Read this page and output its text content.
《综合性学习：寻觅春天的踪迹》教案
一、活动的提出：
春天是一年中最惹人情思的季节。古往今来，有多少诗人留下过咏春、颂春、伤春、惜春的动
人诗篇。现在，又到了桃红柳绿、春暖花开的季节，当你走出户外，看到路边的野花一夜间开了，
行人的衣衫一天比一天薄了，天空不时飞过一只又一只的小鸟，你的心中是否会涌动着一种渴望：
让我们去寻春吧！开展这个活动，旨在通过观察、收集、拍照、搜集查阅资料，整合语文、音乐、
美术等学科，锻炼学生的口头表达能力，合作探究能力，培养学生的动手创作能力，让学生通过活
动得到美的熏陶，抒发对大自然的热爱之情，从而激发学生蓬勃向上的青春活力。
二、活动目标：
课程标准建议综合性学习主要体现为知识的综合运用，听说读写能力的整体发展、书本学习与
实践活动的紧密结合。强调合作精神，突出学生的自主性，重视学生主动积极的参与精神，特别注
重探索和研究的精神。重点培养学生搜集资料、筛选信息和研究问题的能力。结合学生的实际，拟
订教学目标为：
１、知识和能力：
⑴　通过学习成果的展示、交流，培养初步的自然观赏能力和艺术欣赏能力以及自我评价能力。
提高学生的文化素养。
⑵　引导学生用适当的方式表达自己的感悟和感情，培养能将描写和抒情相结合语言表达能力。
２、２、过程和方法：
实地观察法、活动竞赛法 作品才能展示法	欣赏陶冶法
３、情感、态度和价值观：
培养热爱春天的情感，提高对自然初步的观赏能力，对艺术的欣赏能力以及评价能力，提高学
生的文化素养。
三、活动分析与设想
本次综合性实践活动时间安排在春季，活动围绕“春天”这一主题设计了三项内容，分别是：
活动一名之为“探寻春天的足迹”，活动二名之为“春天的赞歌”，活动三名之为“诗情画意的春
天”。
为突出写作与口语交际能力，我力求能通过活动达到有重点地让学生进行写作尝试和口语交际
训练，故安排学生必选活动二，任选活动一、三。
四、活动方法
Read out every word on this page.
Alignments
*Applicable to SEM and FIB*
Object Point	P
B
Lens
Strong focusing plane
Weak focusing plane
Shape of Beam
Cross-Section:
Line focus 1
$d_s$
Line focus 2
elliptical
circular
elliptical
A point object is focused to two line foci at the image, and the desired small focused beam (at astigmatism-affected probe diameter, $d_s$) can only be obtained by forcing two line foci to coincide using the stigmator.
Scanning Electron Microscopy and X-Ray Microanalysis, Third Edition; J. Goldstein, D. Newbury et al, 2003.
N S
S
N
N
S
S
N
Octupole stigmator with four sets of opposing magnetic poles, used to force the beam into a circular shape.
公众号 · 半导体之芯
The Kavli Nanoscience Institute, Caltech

....

» **TASK DETAILS**
Wherever the word "plane" occurs in a line of the listing, copy that line.

» **WRITTEN RESPONSE**
Strong focusing plane
Weak focusing plane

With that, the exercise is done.